* What the task asks
All lines in which the word "Cycle" occurs are to be extracted.

* Listed entries
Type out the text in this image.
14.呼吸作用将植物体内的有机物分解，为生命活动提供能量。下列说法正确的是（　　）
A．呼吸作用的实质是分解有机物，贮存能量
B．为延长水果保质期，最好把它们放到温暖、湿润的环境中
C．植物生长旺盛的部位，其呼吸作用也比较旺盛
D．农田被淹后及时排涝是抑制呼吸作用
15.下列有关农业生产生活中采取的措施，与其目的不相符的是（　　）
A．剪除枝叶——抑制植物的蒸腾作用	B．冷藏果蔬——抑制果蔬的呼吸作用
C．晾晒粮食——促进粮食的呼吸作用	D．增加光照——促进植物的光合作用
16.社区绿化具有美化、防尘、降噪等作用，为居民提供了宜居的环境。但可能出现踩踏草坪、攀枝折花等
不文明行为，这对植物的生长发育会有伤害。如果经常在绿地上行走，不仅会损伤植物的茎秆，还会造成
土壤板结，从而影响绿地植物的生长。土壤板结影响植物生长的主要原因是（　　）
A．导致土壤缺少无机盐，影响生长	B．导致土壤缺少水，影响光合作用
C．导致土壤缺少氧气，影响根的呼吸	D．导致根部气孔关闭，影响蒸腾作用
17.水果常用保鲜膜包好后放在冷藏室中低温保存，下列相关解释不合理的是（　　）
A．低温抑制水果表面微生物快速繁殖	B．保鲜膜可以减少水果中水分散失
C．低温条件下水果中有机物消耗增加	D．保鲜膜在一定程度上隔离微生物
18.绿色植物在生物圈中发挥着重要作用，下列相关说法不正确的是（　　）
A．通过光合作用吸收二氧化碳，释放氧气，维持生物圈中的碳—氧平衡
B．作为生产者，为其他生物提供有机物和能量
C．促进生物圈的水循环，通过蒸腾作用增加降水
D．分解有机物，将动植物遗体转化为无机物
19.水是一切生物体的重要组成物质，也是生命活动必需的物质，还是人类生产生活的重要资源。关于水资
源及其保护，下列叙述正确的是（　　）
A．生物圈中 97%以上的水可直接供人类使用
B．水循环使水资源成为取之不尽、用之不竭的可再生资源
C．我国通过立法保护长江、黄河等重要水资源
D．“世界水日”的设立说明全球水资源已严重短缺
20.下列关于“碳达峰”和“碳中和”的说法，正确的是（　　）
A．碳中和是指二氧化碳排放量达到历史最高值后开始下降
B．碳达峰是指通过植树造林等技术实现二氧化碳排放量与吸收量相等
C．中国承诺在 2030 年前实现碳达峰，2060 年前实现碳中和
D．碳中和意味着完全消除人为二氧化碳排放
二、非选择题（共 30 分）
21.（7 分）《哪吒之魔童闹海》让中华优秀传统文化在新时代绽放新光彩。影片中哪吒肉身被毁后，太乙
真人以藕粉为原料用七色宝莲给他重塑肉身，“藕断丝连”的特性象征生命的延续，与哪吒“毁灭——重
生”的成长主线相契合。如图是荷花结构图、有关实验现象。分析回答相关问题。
--
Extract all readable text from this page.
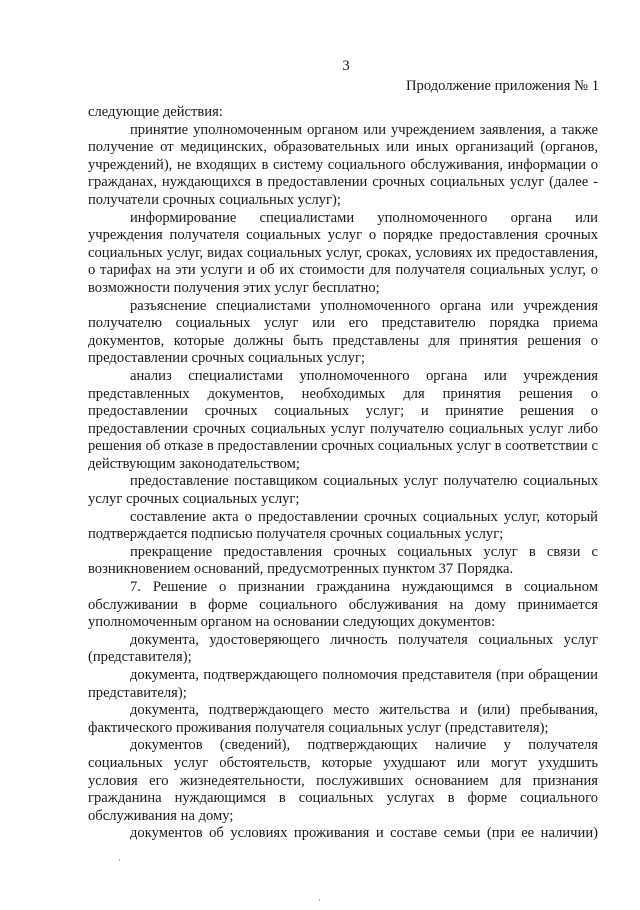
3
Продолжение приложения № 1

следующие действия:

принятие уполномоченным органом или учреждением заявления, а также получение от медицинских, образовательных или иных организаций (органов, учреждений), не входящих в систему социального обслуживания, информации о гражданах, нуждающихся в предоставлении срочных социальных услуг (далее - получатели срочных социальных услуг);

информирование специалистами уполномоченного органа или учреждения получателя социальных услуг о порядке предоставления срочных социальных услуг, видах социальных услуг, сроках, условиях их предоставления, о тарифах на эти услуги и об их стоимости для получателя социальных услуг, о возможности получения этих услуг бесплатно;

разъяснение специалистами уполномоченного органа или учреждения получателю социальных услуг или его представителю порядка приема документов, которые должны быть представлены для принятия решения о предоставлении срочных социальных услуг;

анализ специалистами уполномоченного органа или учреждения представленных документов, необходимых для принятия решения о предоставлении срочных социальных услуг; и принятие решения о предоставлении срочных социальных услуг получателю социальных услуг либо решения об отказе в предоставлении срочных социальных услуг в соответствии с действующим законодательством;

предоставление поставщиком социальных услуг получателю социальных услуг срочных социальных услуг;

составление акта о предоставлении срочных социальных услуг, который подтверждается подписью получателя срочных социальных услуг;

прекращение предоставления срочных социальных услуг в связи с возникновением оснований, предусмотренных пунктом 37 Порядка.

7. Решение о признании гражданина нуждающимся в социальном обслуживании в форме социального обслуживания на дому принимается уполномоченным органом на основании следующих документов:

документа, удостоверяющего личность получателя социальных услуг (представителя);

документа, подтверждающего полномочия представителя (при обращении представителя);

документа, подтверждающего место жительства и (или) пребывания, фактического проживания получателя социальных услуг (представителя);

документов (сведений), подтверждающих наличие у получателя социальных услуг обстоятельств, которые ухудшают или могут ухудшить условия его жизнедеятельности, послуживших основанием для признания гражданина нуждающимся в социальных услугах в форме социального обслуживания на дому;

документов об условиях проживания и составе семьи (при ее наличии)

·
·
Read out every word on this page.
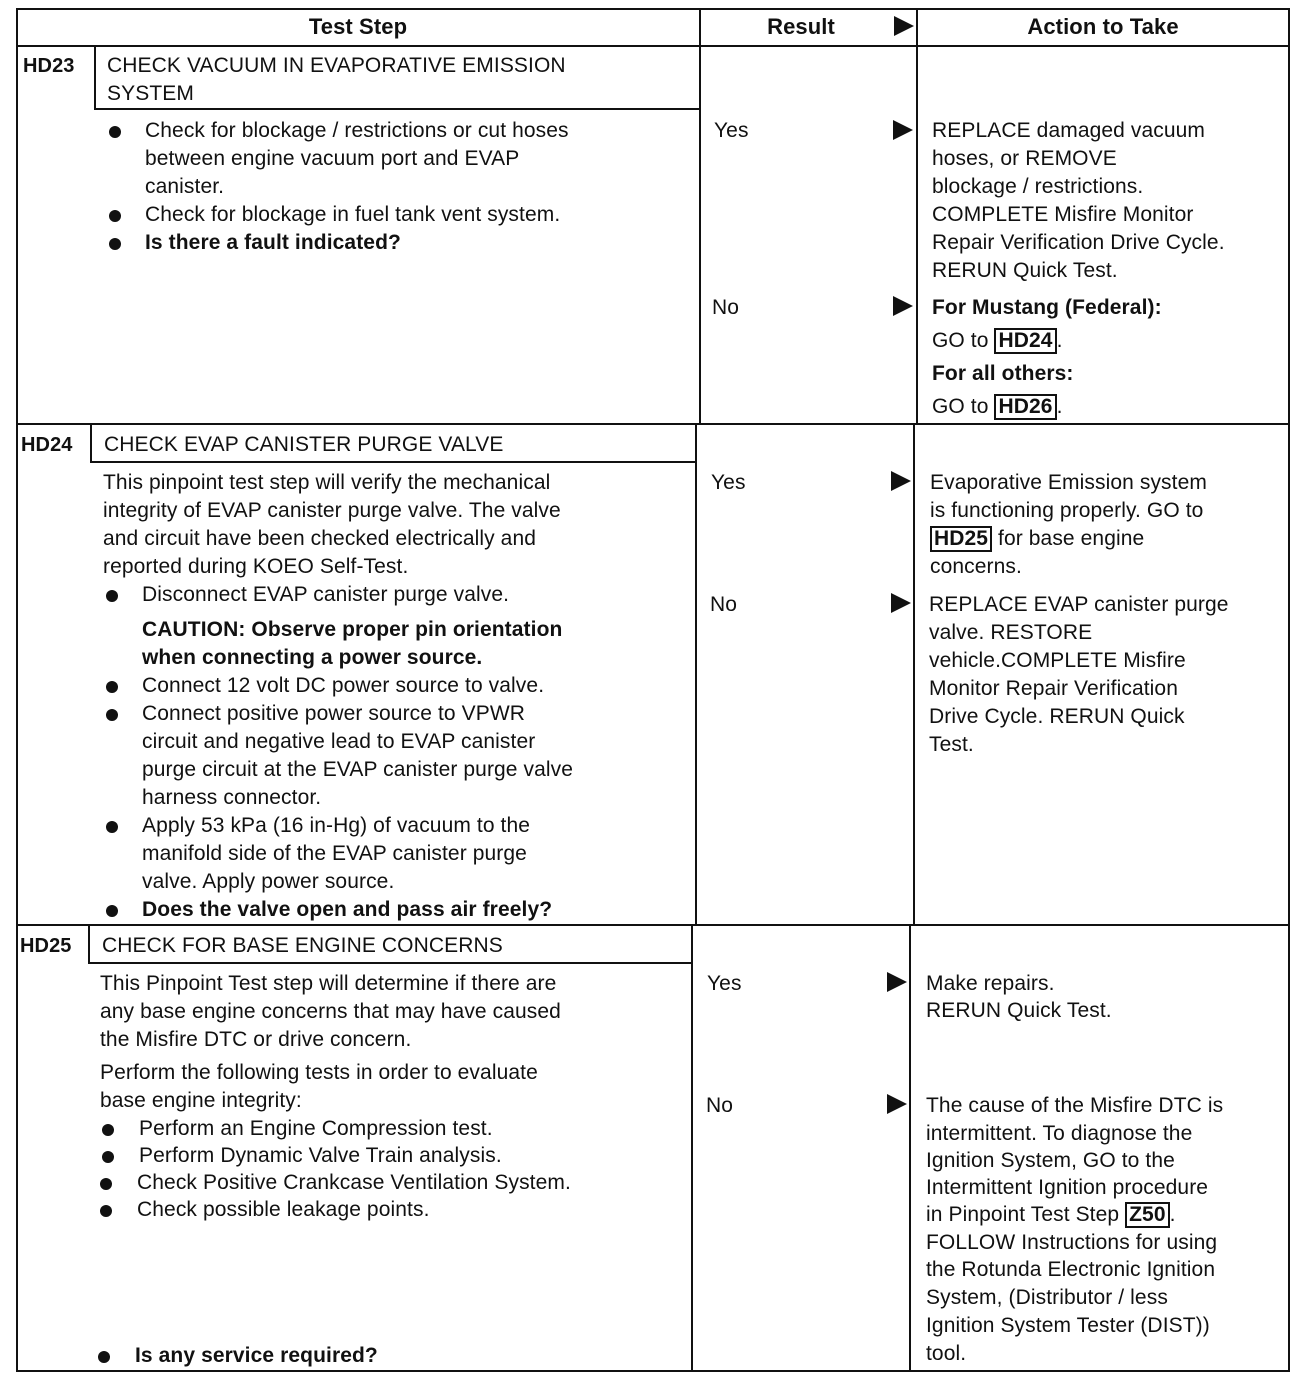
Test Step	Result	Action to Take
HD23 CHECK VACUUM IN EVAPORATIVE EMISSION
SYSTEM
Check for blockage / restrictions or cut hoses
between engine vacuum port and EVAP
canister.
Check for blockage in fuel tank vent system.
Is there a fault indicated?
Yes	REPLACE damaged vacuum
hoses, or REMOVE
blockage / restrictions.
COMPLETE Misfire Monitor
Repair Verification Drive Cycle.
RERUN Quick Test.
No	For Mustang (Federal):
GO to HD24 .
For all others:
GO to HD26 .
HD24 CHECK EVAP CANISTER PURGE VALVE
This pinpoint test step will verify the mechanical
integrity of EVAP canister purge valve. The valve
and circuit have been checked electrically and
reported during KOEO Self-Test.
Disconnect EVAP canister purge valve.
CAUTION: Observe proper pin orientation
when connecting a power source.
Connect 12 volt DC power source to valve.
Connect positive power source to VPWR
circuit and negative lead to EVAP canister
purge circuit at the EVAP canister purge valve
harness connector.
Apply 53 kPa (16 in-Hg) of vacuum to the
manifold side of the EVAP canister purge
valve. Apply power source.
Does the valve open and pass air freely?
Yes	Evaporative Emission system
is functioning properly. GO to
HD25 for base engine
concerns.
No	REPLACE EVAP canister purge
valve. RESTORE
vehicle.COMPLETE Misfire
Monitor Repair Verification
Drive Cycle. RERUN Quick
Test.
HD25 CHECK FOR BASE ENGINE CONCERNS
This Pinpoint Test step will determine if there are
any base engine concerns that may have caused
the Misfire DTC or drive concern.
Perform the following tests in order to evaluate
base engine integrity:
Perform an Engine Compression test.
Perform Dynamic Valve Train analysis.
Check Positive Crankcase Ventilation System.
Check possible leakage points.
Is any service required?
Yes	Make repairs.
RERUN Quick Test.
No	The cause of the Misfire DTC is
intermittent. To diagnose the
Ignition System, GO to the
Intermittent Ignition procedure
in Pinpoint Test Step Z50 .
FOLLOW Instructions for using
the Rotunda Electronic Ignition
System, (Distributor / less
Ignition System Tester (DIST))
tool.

* Response to this task
Repair Verification Drive Cycle.
Drive Cycle. RERUN Quick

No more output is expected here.